━━━ Text for analysis ━━━
The conceptual difference between mockery and prophecy

http://everzet.com/post/72910908762/conceptual-difference-between-mockery-and-prophecy

Conceptual difference between Mockery and Prophecy

Today I’ve been asked twice what’s the difference between Mockery and Prophecy just to suddenly discover that I didn’t clarify this aspect never before. Well, that’s about time.

If we were to remove all the syntactical and implementation differences between two libraries what we’ll be left with is one really big conceptual difference and it’s the fact that in contradiction to Mockery, Prophecy puts messaging (aka how objects communicate) before structure (aka when objects communicate).

Lets consider an example:

interface User
{
public function getRating();
public function setRating($rating);
}

class UserRatingCalculator
{
public function increaseUserRating(User $user, $add = 1)
{
$user->setRating($user->getRating() + $add);
}
}
Pretty simple rating calculation behaviour (though a bit artificial, I know). Now, the test with Mockery will look something like this:

$user = Mockery::mock(‘User’);
$user->shouldReceive(‘getRating’)->andReturn(2);
$user->shouldReceive(‘setRating’)->with(4)->once();

$calc = new UserRatingCalculator();
$calc->increaseUserRating($user->mock(), 2);
And test with Prophecy will look something like this:

$user = $prophet->prophesize(‘User’);
$user->getRating()->willReturn(2);
$user->setRating(4)->shouldBeCalled();

$calc = new UserRatingCalculator();
$calc->increaseUserRating($user->reveal(), 2);
Except subtle differences in syntax examples look exactly the same. Now let’s ramp up things a bit. Lets say that now we want to raise an event before and after rating change. New calculator could look like that:

class UserRatingCalculator
{
private $dispatcher;

public function __construct(EventDispatcher $dispatcher)
{
$this->dispatcher = $dispatcher;
}

public function increaseUserRating(User $user, $add = 1)
━━━
Instructions>
1: For the post comparing Mockery and Prophecy, say whether each statement agrees with it: (a) the writer was asked about the difference between the two libraries twice on the same day; (b) Mockery puts messaging before structure; (c) the writer calls the rating example realistic. Answer yes or no for each, and quote the words from the post that decide it.
2: Pick up the post comparing Mockery and Prophecy where it stops and write the next part.
━━━ Information provided ━━━
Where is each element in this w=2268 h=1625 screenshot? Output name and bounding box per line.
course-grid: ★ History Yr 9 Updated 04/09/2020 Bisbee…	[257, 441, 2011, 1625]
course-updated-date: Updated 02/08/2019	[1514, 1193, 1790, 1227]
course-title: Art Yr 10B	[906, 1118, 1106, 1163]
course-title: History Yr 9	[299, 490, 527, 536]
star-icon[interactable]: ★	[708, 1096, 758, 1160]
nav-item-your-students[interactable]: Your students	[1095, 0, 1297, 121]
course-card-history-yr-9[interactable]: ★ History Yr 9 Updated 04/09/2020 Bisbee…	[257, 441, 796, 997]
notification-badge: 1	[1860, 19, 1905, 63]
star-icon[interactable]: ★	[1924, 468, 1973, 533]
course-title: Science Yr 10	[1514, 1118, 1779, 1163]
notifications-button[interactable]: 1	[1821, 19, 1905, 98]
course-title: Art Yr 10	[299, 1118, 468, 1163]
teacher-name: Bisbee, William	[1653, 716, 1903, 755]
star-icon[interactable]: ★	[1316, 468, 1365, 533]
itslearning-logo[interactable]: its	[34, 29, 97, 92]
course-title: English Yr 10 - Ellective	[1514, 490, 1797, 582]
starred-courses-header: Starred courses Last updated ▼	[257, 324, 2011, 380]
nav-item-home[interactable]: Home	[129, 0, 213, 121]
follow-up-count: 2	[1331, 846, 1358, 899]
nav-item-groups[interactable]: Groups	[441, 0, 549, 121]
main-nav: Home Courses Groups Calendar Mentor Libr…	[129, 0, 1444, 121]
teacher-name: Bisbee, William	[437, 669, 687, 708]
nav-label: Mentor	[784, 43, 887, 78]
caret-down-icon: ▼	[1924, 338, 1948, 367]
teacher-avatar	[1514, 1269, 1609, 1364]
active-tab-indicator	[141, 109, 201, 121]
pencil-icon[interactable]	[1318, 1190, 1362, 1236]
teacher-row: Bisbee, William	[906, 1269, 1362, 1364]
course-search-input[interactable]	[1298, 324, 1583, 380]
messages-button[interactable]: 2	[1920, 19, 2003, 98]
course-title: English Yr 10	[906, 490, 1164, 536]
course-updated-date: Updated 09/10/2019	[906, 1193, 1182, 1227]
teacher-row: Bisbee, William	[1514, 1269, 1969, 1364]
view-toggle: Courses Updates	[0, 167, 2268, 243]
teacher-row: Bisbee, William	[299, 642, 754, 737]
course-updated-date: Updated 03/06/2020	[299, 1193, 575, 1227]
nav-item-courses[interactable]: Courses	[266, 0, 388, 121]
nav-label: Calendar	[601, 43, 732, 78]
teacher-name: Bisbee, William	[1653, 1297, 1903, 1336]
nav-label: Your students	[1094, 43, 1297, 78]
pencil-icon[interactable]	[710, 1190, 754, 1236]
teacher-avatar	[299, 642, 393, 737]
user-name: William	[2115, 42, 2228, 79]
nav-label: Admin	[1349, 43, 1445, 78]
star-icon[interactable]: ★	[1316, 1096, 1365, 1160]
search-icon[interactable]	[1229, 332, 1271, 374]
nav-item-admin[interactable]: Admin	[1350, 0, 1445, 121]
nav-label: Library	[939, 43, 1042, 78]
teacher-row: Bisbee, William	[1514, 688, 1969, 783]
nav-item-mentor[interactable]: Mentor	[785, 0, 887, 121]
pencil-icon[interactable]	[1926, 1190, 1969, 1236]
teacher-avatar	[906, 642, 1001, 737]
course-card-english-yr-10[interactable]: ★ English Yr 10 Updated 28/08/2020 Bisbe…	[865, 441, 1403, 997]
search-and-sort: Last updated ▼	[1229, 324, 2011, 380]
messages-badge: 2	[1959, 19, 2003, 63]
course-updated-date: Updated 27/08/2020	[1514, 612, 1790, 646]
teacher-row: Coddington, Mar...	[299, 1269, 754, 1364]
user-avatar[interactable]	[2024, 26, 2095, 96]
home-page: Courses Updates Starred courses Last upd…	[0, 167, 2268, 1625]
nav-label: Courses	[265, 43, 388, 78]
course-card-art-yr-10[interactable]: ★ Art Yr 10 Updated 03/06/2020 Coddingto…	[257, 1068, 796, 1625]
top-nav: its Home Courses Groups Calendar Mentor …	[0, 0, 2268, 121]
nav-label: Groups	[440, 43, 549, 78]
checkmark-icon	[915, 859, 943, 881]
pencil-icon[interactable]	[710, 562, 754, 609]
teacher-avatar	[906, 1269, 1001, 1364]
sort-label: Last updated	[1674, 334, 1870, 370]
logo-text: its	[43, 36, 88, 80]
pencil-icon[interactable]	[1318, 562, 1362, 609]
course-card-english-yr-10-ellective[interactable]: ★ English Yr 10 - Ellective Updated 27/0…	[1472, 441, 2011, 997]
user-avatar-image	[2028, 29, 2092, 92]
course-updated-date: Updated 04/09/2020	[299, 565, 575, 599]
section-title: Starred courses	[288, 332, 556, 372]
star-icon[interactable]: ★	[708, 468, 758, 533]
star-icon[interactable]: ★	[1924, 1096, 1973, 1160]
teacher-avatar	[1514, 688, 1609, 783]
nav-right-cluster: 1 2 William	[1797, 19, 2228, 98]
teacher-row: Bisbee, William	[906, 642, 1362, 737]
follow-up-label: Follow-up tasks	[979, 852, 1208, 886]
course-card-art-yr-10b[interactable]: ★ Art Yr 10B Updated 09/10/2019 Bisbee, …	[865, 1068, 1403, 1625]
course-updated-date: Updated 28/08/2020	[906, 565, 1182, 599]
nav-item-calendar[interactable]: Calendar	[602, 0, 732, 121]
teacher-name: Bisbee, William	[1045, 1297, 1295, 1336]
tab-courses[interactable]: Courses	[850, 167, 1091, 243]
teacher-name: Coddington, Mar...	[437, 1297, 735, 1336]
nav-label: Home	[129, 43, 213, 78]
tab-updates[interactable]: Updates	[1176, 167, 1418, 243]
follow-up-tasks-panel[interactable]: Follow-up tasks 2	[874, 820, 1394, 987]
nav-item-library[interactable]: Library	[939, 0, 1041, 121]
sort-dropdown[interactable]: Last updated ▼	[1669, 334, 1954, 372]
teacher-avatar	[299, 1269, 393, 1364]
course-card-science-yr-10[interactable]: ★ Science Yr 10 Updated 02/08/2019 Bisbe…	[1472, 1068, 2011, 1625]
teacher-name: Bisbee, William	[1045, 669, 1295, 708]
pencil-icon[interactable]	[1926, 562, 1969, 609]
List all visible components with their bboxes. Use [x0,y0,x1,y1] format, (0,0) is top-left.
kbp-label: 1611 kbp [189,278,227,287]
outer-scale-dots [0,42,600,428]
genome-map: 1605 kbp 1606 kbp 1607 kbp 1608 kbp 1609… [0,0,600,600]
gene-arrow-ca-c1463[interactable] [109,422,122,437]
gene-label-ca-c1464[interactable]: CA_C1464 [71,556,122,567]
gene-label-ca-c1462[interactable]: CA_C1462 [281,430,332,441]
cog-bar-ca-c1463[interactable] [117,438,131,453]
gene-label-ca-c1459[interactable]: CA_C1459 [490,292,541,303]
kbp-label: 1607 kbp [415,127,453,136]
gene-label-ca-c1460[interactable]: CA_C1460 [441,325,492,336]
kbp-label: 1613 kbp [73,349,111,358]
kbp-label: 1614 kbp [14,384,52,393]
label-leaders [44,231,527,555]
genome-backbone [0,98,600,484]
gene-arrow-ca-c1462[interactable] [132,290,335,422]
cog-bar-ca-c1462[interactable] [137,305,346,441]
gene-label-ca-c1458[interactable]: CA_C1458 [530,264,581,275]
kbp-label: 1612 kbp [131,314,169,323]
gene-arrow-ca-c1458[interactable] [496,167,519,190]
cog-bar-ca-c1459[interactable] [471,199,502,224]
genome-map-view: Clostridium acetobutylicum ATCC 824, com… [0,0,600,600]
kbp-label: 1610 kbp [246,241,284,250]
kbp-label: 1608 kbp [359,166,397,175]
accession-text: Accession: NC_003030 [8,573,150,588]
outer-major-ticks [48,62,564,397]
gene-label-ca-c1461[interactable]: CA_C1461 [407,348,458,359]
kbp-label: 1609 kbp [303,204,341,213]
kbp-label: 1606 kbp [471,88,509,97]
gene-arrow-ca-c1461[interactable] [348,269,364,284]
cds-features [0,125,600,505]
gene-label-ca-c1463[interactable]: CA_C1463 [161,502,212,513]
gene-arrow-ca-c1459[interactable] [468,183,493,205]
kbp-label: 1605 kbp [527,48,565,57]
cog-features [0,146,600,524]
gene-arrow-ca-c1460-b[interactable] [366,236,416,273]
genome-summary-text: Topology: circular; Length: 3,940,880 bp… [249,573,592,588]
━━━
Answers for the tasks>
1:
(a) Yes: "Today I’ve been asked twice what’s the difference between Mockery and Prophecy"
(b) No: "in contradiction to Mockery, Prophecy puts messaging (aka how objects communicate) before structure (aka when objects communicate)"
(c) No: "though a bit artificial, I know"

2:
{
$this->dispatcher->userRatingIncreasing($user->getRating());
$user->setRating($user->getRating() + $add);
$this->dispatcher->userRatingIncreased($user->getRating());
}
}
So now we need to also check that the dispatcher event is raised with a specific argument. In Mockery it could look like that:

$user = Mockery::mock(‘User’);
$user->shouldReceive(‘getRating’)->andReturn(2, 2, 4);
$user->shouldReceive(‘setRating’)->with(4)->once();

$disp = Mockery::mock(‘EventDispatcher’);
$disp->shouldReceive(‘userRatingIncreasing’)->with(2)->once();
$disp->shouldReceive(‘userRatingIncreased’)->with(4)->once();

$calc = new UserRatingCalculator($disp->mock());
$calc->increaseUserRating($user->mock(), 2);
The key thing to note here is how we stubbed getRating() call with 3 consequent return values. This is called structure binding – it means your test is now bound to the way your code is structured (that there are 3 consequent getRating() calls in specific order).

In Prophecy solution will look quite different:

$user = $prophet->prophesize(‘User’);
$user->getRating()->willReturn(2);
$user->setRating(Argument::type(‘integer’))->will(function($args) {
$this->getRating()->willReturn($args[0]);
});

$disp = $prophet->prophesize(‘EventDispatcher’);
$disp->userRatingIncreasing(2)->shouldBeCalled();
$disp->userRatingIncreased(4)->shouldBeCalled();

$calc = new UserRatingCalculator($disp->reveal());
$calc->increaseUserRating($user->reveal(), 2);
As you can see, Prophecy takes different approach to the same problem. Prophecy uses approach called message binding – it means that behaviour of the method does not change over time, but rather is changed by the other method.

Now, what’s the real difference between these two approaches? Consider a calculator change:

public function increaseUserRating(User $user, $add = 1)
{
$initialRating = $user->getRating();
$this->dispatcher->userRatingIncreasing($initialRating);

$user->setRating($initialRating + $add);

$resultingRating = $user->getRating();
$this->dispatcher->userRatingIncreased($resultingRating);
}
We simply assigned initial rating to internal method variable (for a clarity sake).

The trick is, this change will break Mockery test, because instead of 3 getRating() calls (and returns) you now have only two. You locked onto structure, structure changed – you got failure.

In case of Prophecy though, initial test will still pass, because test was bound purely on communicational behaviour, and it didn’t change a bit.

So the core conceptual difference is not in how you write tests, but when you fix them. Mockery sometimes could put you into the situation, where you would write tests that will inevitably fail because of the private structural refactoring. Where’s Prophecy postulates that there is no failure in this case – because the actual behaviour stayed the same.